[Dataset entries for page text]
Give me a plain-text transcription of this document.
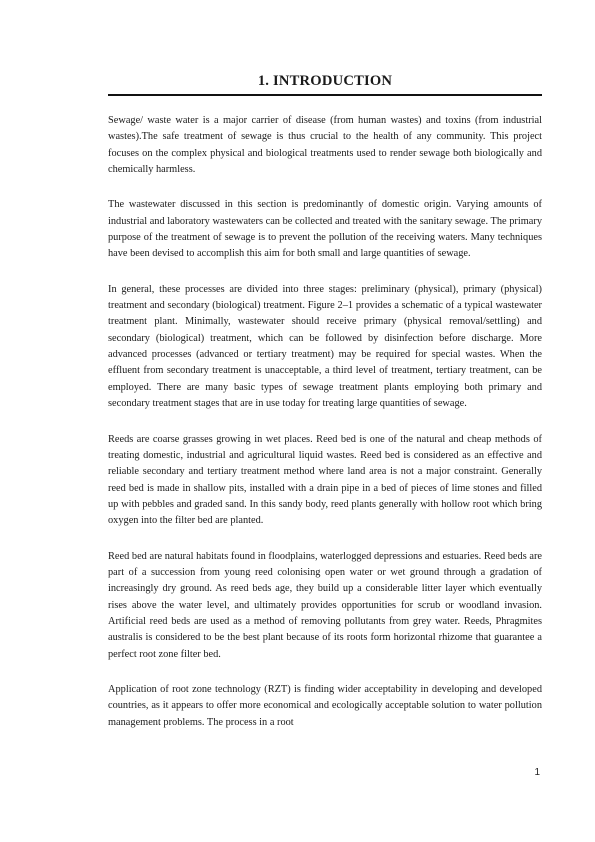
1. INTRODUCTION

Sewage/ waste water is a major carrier of disease (from human wastes) and toxins (from industrial wastes).The safe treatment of sewage is thus crucial to the health of any community. This project focuses on the complex physical and biological treatments used to render sewage both biologically and chemically harmless.

The wastewater discussed in this section is predominantly of domestic origin. Varying amounts of industrial and laboratory wastewaters can be collected and treated with the sanitary sewage. The primary purpose of the treatment of sewage is to prevent the pollution of the receiving waters. Many techniques have been devised to accomplish this aim for both small and large quantities of sewage.

In general, these processes are divided into three stages: preliminary (physical), primary (physical) treatment and secondary (biological) treatment. Figure 2–1 provides a schematic of a typical wastewater treatment plant. Minimally, wastewater should receive primary (physical removal/settling) and secondary (biological) treatment, which can be followed by disinfection before discharge. More advanced processes (advanced or tertiary treatment) may be required for special wastes. When the effluent from secondary treatment is unacceptable, a third level of treatment, tertiary treatment, can be employed. There are many basic types of sewage treatment plants employing both primary and secondary treatment stages that are in use today for treating large quantities of sewage.

Reeds are coarse grasses growing in wet places. Reed bed is one of the natural and cheap methods of treating domestic, industrial and agricultural liquid wastes. Reed bed is considered as an effective and reliable secondary and tertiary treatment method where land area is not a major constraint. Generally reed bed is made in shallow pits, installed with a drain pipe in a bed of pieces of lime stones and filled up with pebbles and graded sand. In this sandy body, reed plants generally with hollow root which bring oxygen into the filter bed are planted.

Reed bed are natural habitats found in floodplains, waterlogged depressions and estuaries. Reed beds are part of a succession from young reed colonising open water or wet ground through a gradation of increasingly dry ground. As reed beds age, they build up a considerable litter layer which eventually rises above the water level, and ultimately provides opportunities for scrub or woodland invasion. Artificial reed beds are used as a method of removing pollutants from grey water. Reeds, Phragmites australis is considered to be the best plant because of its roots form horizontal rhizome that guarantee a perfect root zone filter bed.

Application of root zone technology (RZT) is finding wider acceptability in developing and developed countries, as it appears to offer more economical and ecologically acceptable solution to water pollution management problems. The process in a root

1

PROBLEM: The entries above are to be reproduced exactly, with the pictures dropped.

REPLY:
Give me a plain-text transcription of this document.
1. INTRODUCTION

Sewage/ waste water is a major carrier of disease (from human wastes) and toxins (from industrial wastes).The safe treatment of sewage is thus crucial to the health of any community. This project focuses on the complex physical and biological treatments used to render sewage both biologically and chemically harmless.

The wastewater discussed in this section is predominantly of domestic origin. Varying amounts of industrial and laboratory wastewaters can be collected and treated with the sanitary sewage. The primary purpose of the treatment of sewage is to prevent the pollution of the receiving waters. Many techniques have been devised to accomplish this aim for both small and large quantities of sewage.

In general, these processes are divided into three stages: preliminary (physical), primary (physical) treatment and secondary (biological) treatment. Figure 2–1 provides a schematic of a typical wastewater treatment plant. Minimally, wastewater should receive primary (physical removal/settling) and secondary (biological) treatment, which can be followed by disinfection before discharge. More advanced processes (advanced or tertiary treatment) may be required for special wastes. When the effluent from secondary treatment is unacceptable, a third level of treatment, tertiary treatment, can be employed. There are many basic types of sewage treatment plants employing both primary and secondary treatment stages that are in use today for treating large quantities of sewage.

Reeds are coarse grasses growing in wet places. Reed bed is one of the natural and cheap methods of treating domestic, industrial and agricultural liquid wastes. Reed bed is considered as an effective and reliable secondary and tertiary treatment method where land area is not a major constraint. Generally reed bed is made in shallow pits, installed with a drain pipe in a bed of pieces of lime stones and filled up with pebbles and graded sand. In this sandy body, reed plants generally with hollow root which bring oxygen into the filter bed are planted.

Reed bed are natural habitats found in floodplains, waterlogged depressions and estuaries. Reed beds are part of a succession from young reed colonising open water or wet ground through a gradation of increasingly dry ground. As reed beds age, they build up a considerable litter layer which eventually rises above the water level, and ultimately provides opportunities for scrub or woodland invasion. Artificial reed beds are used as a method of removing pollutants from grey water. Reeds, Phragmites australis is considered to be the best plant because of its roots form horizontal rhizome that guarantee a perfect root zone filter bed.

Application of root zone technology (RZT) is finding wider acceptability in developing and developed countries, as it appears to offer more economical and ecologically acceptable solution to water pollution management problems. The process in a root

1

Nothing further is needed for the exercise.